• 原文节选
━━━━━━━━━━━━━━━━
写给前端的 CANN-samples:昇腾示例代码库到底是啥?
写给前端的 CANN-samples:昇腾示例代码库到底是啥?
·
之前有兄弟想学昇腾开发,问我:“哥,有没有现成的示例代码可以参考?不想从零开始写。”
好问题。今天一次说清楚。
samples 是啥?
samples 是昇腾的官方示例代码库。涵盖算子开发、模型推理、应用开发等各个方面。
一句话说清楚:samples 是昇腾的官方示例代码库,从 Hello World 到完整应用都有,学昇腾开发必备。
你说气人不气人,之前看文档看得云里雾里,跑个 sample 一看就懂了。
为什么需要 samples?
三种情况:
1. 学习昇腾开发
从示例代码入手,比看文档快得多。
2. 验证环境
跑通 sample 说明环境没问题。
3. 代码模板
复制 sample 代码改改就能用。
samples 目录结构
samples/
├── operator/ # 算子开发示例
│ ├── AscendC/ # Ascend C 算子示例
│ ├── KernelLaunch/ # 核函数启动示例
│ └── OPPython/ # Python 算子示例
├── inference/ # 推理示例
│ ├── nptensorflow/ # TensorFlow 推理
│ └── pytorch/ # PyTorch 推理
├── model/ # 模型示例
│ ├── ResNet/ # ResNet 示例
│ ├── BERT/ # BERT 示例
│ └── YOLO/ # YOLO 示例
├── application/ # 应用示例
│ ├── cv/ # 计算机视觉应用
│ ├── nlp/ # 自然语言处理应用
│ └── audio/ # 音频处理应用
├── framework/ # 框架集成示例
│ ├── tensorflow/ # TensorFlow 集成
│ └── pytorch/ # PyTorch 集成
└── contrib/ # 社区贡献
├── ascend910/ # 910 专用示例
└── ascend310/ # 310 专用示例
算子开发示例
Hello World 示例
最简单的 Ascend C 算子。
// samples/operator/AscendC/HelloWorld/helloworld.cpp
#include "kernel_operator.h"
class HelloWorld {
public:
__aicore__ inline HelloWorld() {}
__aicore__ inline void process() {
// 核心逻辑:打印 Hello World
printf("Hello World from Ascend C!\n");
}
};
extern "C" __global__ __aicore__ void helloworld_kernel() {
HelloWorld op;
op.process();
}
运行:
cd samples/operator/AscendC/HelloWorld
mkdir build && cd build
cmake ..
make
./helloworld
# 输出:Hello World from Ascend C!
Add 算子示例
两个张量相加。
// samples/operator/AscendC/Add/add_kernel.cpp
#include "kernel_operator.h"
━━━━━━━━━━━━━━━━
• 任务要求
把这篇介绍昇腾示例代码库的文章中，从“一句话说清楚:samples 是昇腾的官方示例代码库,从 Hello”开始一直到“跑通 sample 说明环境没问题。”为止的全部文字原样抄写出来。 完成任务用不到这些材料。

• 提取条目
━━━━━━━━━━━━━━━━
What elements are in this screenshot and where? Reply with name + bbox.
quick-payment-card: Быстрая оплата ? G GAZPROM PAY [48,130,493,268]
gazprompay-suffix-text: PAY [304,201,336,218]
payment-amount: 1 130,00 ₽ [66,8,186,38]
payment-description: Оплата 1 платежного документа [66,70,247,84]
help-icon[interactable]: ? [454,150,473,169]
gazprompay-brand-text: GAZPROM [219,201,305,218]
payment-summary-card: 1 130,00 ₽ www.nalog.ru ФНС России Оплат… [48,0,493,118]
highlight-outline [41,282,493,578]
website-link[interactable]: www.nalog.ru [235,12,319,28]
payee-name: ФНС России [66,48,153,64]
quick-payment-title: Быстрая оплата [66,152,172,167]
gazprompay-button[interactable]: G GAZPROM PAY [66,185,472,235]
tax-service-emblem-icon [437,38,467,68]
━━━━━━━━━━━━━━━━
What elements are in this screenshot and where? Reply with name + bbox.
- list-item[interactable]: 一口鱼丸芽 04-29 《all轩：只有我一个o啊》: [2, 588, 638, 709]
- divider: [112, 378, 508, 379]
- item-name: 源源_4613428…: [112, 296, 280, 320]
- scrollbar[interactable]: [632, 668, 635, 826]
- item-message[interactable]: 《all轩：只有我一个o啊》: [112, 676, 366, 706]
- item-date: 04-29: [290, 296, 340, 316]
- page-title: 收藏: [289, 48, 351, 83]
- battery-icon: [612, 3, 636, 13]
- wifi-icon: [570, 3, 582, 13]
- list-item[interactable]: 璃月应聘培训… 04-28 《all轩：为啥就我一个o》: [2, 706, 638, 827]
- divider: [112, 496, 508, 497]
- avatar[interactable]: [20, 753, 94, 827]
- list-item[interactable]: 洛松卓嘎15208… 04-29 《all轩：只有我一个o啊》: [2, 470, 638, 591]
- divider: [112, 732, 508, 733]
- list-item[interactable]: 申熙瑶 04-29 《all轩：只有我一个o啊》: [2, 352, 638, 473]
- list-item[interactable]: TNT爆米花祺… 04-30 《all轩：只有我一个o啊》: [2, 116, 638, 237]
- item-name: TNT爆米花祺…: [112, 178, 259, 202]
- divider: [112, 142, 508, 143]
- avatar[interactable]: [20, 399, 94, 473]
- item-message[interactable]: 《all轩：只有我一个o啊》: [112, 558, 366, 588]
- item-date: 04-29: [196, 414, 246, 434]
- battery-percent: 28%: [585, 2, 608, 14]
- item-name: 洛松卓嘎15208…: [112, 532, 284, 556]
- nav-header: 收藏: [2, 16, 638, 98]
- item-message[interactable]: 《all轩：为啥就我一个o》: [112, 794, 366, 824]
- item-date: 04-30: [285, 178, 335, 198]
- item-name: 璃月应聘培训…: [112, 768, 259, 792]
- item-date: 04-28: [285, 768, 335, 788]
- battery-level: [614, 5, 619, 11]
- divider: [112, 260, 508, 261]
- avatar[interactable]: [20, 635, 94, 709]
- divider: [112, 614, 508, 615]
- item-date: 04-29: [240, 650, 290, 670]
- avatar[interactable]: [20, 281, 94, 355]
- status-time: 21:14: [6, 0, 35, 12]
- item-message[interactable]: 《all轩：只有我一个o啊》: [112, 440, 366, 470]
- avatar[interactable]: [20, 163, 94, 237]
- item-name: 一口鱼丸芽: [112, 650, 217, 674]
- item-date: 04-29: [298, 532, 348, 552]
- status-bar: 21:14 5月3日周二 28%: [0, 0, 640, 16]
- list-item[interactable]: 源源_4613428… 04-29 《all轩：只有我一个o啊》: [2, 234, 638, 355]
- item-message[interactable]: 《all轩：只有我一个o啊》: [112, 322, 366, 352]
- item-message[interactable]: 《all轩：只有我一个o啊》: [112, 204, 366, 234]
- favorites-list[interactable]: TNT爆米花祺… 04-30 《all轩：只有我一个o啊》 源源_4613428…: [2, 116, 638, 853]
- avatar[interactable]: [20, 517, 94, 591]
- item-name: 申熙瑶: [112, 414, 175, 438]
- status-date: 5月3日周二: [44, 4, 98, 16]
━━━━━━━━━━━━━━━━
• 参考答案
一句话说清楚:samples 是昇腾的官方示例代码库,从 Hello World 到完整应用都有,学昇腾开发必备。
你说气人不气人,之前看文档看得云里雾里,跑个 sample 一看就懂了。
为什么需要 samples?
三种情况:
1. 学习昇腾开发
从示例代码入手,比看文档快得多。
2. 验证环境
跑通 sample 说明环境没问题。